_WHAT THE TASK ASKS_.
Type every record exactly as it appears.

===

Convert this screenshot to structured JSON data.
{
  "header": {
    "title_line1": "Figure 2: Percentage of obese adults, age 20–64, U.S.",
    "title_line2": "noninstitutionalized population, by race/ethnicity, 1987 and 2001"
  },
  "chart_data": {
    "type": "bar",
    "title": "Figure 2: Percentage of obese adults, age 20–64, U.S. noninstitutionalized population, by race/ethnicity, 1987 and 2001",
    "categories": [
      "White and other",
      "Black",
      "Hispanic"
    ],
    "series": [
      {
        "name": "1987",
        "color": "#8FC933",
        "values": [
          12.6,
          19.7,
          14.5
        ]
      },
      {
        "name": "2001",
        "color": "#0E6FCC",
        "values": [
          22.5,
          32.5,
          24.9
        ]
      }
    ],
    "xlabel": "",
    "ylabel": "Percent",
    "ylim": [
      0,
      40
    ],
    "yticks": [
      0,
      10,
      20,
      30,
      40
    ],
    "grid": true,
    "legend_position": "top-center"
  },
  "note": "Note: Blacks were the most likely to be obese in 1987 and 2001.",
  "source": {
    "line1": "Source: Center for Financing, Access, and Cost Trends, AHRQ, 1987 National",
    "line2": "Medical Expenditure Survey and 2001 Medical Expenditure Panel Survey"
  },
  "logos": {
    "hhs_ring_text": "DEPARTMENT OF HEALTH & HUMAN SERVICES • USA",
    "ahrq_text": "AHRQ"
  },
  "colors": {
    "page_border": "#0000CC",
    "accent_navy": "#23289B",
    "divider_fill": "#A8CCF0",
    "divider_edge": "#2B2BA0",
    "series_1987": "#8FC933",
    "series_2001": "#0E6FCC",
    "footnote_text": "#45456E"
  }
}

===

_TASK ANSWER_.
Convert this screenshot to structured JSON data.
{
  "header": {
    "title_line1": "Figure 2: Percentage of obese adults, age 20–64, U.S.",
    "title_line2": "noninstitutionalized population, by race/ethnicity, 1987 and 2001"
  },
  "chart_data": {
    "type": "bar",
    "title": "Figure 2: Percentage of obese adults, age 20–64, U.S. noninstitutionalized population, by race/ethnicity, 1987 and 2001",
    "categories": [
      "White and other",
      "Black",
      "Hispanic"
    ],
    "series": [
      {
        "name": "1987",
        "color": "#8FC933",
        "values": [
          12.6,
          19.7,
          14.5
        ]
      },
      {
        "name": "2001",
        "color": "#0E6FCC",
        "values": [
          22.5,
          32.5,
          24.9
        ]
      }
    ],
    "xlabel": "",
    "ylabel": "Percent",
    "ylim": [
      0,
      40
    ],
    "yticks": [
      0,
      10,
      20,
      30,
      40
    ],
    "grid": true,
    "legend_position": "top-center"
  },
  "note": "Note: Blacks were the most likely to be obese in 1987 and 2001.",
  "source": {
    "line1": "Source: Center for Financing, Access, and Cost Trends, AHRQ, 1987 National",
    "line2": "Medical Expenditure Survey and 2001 Medical Expenditure Panel Survey"
  },
  "logos": {
    "hhs_ring_text": "DEPARTMENT OF HEALTH & HUMAN SERVICES • USA",
    "ahrq_text": "AHRQ"
  },
  "colors": {
    "page_border": "#0000CC",
    "accent_navy": "#23289B",
    "divider_fill": "#A8CCF0",
    "divider_edge": "#2B2BA0",
    "series_1987": "#8FC933",
    "series_2001": "#0E6FCC",
    "footnote_text": "#45456E"
  }
}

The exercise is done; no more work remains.